What you should do
Write out the data below in full. Keep it exact.

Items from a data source

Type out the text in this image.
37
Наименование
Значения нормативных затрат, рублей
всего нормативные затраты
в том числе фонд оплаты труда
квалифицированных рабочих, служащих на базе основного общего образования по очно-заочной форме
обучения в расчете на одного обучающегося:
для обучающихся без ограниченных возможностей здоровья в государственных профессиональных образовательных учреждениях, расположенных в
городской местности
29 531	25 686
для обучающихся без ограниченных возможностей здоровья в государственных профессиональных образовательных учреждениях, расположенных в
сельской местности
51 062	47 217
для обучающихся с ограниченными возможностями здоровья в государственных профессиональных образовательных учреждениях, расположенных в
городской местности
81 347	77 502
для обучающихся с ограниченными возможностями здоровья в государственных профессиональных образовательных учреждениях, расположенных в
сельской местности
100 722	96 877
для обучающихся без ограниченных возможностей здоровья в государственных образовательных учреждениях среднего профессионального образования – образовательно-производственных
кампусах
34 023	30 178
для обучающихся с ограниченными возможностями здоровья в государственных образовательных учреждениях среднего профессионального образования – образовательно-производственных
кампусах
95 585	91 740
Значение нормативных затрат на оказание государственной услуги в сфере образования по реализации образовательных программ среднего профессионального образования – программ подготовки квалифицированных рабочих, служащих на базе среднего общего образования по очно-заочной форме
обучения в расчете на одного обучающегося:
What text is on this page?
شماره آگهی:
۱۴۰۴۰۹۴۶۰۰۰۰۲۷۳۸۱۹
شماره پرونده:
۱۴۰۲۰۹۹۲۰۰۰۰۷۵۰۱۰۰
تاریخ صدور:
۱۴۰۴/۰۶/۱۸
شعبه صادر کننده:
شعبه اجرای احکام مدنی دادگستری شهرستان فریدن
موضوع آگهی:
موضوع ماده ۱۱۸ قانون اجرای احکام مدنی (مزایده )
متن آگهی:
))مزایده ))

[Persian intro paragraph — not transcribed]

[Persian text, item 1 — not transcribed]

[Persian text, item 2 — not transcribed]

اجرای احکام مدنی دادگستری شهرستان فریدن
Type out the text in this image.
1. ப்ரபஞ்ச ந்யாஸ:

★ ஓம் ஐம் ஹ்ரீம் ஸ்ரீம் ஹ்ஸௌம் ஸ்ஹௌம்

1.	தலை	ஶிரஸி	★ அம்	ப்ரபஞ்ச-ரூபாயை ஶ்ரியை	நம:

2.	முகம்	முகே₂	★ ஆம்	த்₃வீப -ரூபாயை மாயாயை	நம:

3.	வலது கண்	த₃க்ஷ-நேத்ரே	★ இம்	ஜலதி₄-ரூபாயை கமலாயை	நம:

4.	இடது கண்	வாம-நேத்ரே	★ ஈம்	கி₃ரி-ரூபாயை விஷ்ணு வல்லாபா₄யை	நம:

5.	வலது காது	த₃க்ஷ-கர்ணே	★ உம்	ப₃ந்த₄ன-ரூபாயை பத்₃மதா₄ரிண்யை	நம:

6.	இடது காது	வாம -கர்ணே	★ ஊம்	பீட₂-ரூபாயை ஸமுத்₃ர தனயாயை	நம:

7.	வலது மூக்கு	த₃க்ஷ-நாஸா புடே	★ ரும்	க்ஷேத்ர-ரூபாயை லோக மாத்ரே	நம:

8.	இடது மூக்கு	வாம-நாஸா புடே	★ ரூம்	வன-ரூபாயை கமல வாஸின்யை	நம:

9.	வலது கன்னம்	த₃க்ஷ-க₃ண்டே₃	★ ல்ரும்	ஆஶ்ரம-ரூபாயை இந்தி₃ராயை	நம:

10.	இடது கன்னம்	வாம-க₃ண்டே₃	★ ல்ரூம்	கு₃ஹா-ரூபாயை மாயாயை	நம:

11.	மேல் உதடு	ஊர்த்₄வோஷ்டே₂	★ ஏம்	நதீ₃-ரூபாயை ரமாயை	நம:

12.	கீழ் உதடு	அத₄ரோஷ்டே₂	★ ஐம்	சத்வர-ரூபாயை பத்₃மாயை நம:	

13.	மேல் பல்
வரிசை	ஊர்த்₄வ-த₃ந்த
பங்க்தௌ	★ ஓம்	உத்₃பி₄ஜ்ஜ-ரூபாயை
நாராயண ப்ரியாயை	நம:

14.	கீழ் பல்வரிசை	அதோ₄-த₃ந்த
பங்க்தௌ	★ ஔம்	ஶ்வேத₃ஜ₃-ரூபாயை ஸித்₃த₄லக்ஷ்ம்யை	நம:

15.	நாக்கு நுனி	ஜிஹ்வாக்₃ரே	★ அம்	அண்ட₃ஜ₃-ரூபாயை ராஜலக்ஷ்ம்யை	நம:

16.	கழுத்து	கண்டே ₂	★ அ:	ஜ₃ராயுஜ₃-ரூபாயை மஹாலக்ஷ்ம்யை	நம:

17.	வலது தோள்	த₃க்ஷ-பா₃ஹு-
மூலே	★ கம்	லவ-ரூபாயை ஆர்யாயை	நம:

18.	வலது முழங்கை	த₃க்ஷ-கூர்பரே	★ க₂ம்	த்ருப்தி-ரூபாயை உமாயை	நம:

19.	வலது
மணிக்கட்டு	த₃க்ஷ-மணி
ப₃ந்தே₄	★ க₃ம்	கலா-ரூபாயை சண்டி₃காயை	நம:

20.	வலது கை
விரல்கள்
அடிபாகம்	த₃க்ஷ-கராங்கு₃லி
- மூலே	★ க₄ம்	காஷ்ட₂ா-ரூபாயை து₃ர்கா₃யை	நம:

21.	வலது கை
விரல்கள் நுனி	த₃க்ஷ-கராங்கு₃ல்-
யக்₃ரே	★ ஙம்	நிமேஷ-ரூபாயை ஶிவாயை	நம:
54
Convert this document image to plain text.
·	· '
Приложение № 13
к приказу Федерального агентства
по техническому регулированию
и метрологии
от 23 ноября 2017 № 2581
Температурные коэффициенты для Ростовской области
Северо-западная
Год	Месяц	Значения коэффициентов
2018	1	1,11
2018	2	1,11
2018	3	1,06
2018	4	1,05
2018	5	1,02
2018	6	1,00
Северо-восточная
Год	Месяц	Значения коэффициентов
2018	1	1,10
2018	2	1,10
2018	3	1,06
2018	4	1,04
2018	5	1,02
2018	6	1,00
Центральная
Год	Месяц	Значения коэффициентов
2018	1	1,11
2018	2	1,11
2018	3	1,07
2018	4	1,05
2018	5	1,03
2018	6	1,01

The result
Type out the text in this image.
37
Наименование
Значения нормативных затрат, рублей
всего нормативные затраты
в том числе фонд оплаты труда
квалифицированных рабочих, служащих на базе основного общего образования по очно-заочной форме
обучения в расчете на одного обучающегося:
для обучающихся без ограниченных возможностей здоровья в государственных профессиональных образовательных учреждениях, расположенных в
городской местности
29 531	25 686
для обучающихся без ограниченных возможностей здоровья в государственных профессиональных образовательных учреждениях, расположенных в
сельской местности
51 062	47 217
для обучающихся с ограниченными возможностями здоровья в государственных профессиональных образовательных учреждениях, расположенных в
городской местности
81 347	77 502
для обучающихся с ограниченными возможностями здоровья в государственных профессиональных образовательных учреждениях, расположенных в
сельской местности
100 722	96 877
для обучающихся без ограниченных возможностей здоровья в государственных образовательных учреждениях среднего профессионального образования – образовательно-производственных
кампусах
34 023	30 178
для обучающихся с ограниченными возможностями здоровья в государственных образовательных учреждениях среднего профессионального образования – образовательно-производственных
кампусах
95 585	91 740
Значение нормативных затрат на оказание государственной услуги в сфере образования по реализации образовательных программ среднего профессионального образования – программ подготовки квалифицированных рабочих, служащих на базе среднего общего образования по очно-заочной форме
обучения в расчете на одного обучающегося:
What text is on this page?
شماره آگهی:
۱۴۰۴۰۹۴۶۰۰۰۰۲۷۳۸۱۹
شماره پرونده:
۱۴۰۲۰۹۹۲۰۰۰۰۷۵۰۱۰۰
تاریخ صدور:
۱۴۰۴/۰۶/۱۸
شعبه صادر کننده:
شعبه اجرای احکام مدنی دادگستری شهرستان فریدن
موضوع آگهی:
موضوع ماده ۱۱۸ قانون اجرای احکام مدنی (مزایده )
متن آگهی:
))مزایده ))

[Persian intro paragraph — not transcribed]

[Persian text, item 1 — not transcribed]

[Persian text, item 2 — not transcribed]

اجرای احکام مدنی دادگستری شهرستان فریدن
Type out the text in this image.
1. ப்ரபஞ்ச ந்யாஸ:

★ ஓம் ஐம் ஹ்ரீம் ஸ்ரீம் ஹ்ஸௌம் ஸ்ஹௌம்

1.	தலை	ஶிரஸி	★ அம்	ப்ரபஞ்ச-ரூபாயை ஶ்ரியை	நம:

2.	முகம்	முகே₂	★ ஆம்	த்₃வீப -ரூபாயை மாயாயை	நம:

3.	வலது கண்	த₃க்ஷ-நேத்ரே	★ இம்	ஜலதி₄-ரூபாயை கமலாயை	நம:

4.	இடது கண்	வாம-நேத்ரே	★ ஈம்	கி₃ரி-ரூபாயை விஷ்ணு வல்லாபா₄யை	நம:

5.	வலது காது	த₃க்ஷ-கர்ணே	★ உம்	ப₃ந்த₄ன-ரூபாயை பத்₃மதா₄ரிண்யை	நம:

6.	இடது காது	வாம -கர்ணே	★ ஊம்	பீட₂-ரூபாயை ஸமுத்₃ர தனயாயை	நம:

7.	வலது மூக்கு	த₃க்ஷ-நாஸா புடே	★ ரும்	க்ஷேத்ர-ரூபாயை லோக மாத்ரே	நம:

8.	இடது மூக்கு	வாம-நாஸா புடே	★ ரூம்	வன-ரூபாயை கமல வாஸின்யை	நம:

9.	வலது கன்னம்	த₃க்ஷ-க₃ண்டே₃	★ ல்ரும்	ஆஶ்ரம-ரூபாயை இந்தி₃ராயை	நம:

10.	இடது கன்னம்	வாம-க₃ண்டே₃	★ ல்ரூம்	கு₃ஹா-ரூபாயை மாயாயை	நம:

11.	மேல் உதடு	ஊர்த்₄வோஷ்டே₂	★ ஏம்	நதீ₃-ரூபாயை ரமாயை	நம:

12.	கீழ் உதடு	அத₄ரோஷ்டே₂	★ ஐம்	சத்வர-ரூபாயை பத்₃மாயை நம:	

13.	மேல் பல்
வரிசை	ஊர்த்₄வ-த₃ந்த
பங்க்தௌ	★ ஓம்	உத்₃பி₄ஜ்ஜ-ரூபாயை
நாராயண ப்ரியாயை	நம:

14.	கீழ் பல்வரிசை	அதோ₄-த₃ந்த
பங்க்தௌ	★ ஔம்	ஶ்வேத₃ஜ₃-ரூபாயை ஸித்₃த₄லக்ஷ்ம்யை	நம:

15.	நாக்கு நுனி	ஜிஹ்வாக்₃ரே	★ அம்	அண்ட₃ஜ₃-ரூபாயை ராஜலக்ஷ்ம்யை	நம:

16.	கழுத்து	கண்டே ₂	★ அ:	ஜ₃ராயுஜ₃-ரூபாயை மஹாலக்ஷ்ம்யை	நம:

17.	வலது தோள்	த₃க்ஷ-பா₃ஹு-
மூலே	★ கம்	லவ-ரூபாயை ஆர்யாயை	நம:

18.	வலது முழங்கை	த₃க்ஷ-கூர்பரே	★ க₂ம்	த்ருப்தி-ரூபாயை உமாயை	நம:

19.	வலது
மணிக்கட்டு	த₃க்ஷ-மணி
ப₃ந்தே₄	★ க₃ம்	கலா-ரூபாயை சண்டி₃காயை	நம:

20.	வலது கை
விரல்கள்
அடிபாகம்	த₃க்ஷ-கராங்கு₃லி
- மூலே	★ க₄ம்	காஷ்ட₂ா-ரூபாயை து₃ர்கா₃யை	நம:

21.	வலது கை
விரல்கள் நுனி	த₃க்ஷ-கராங்கு₃ல்-
யக்₃ரே	★ ஙம்	நிமேஷ-ரூபாயை ஶிவாயை	நம:
54
Convert this document image to plain text.
·	· '
Приложение № 13
к приказу Федерального агентства
по техническому регулированию
и метрологии
от 23 ноября 2017 № 2581
Температурные коэффициенты для Ростовской области
Северо-западная
Год	Месяц	Значения коэффициентов
2018	1	1,11
2018	2	1,11
2018	3	1,06
2018	4	1,05
2018	5	1,02
2018	6	1,00
Северо-восточная
Год	Месяц	Значения коэффициентов
2018	1	1,10
2018	2	1,10
2018	3	1,06
2018	4	1,04
2018	5	1,02
2018	6	1,00
Центральная
Год	Месяц	Значения коэффициентов
2018	1	1,11
2018	2	1,11
2018	3	1,07
2018	4	1,05
2018	5	1,03
2018	6	1,01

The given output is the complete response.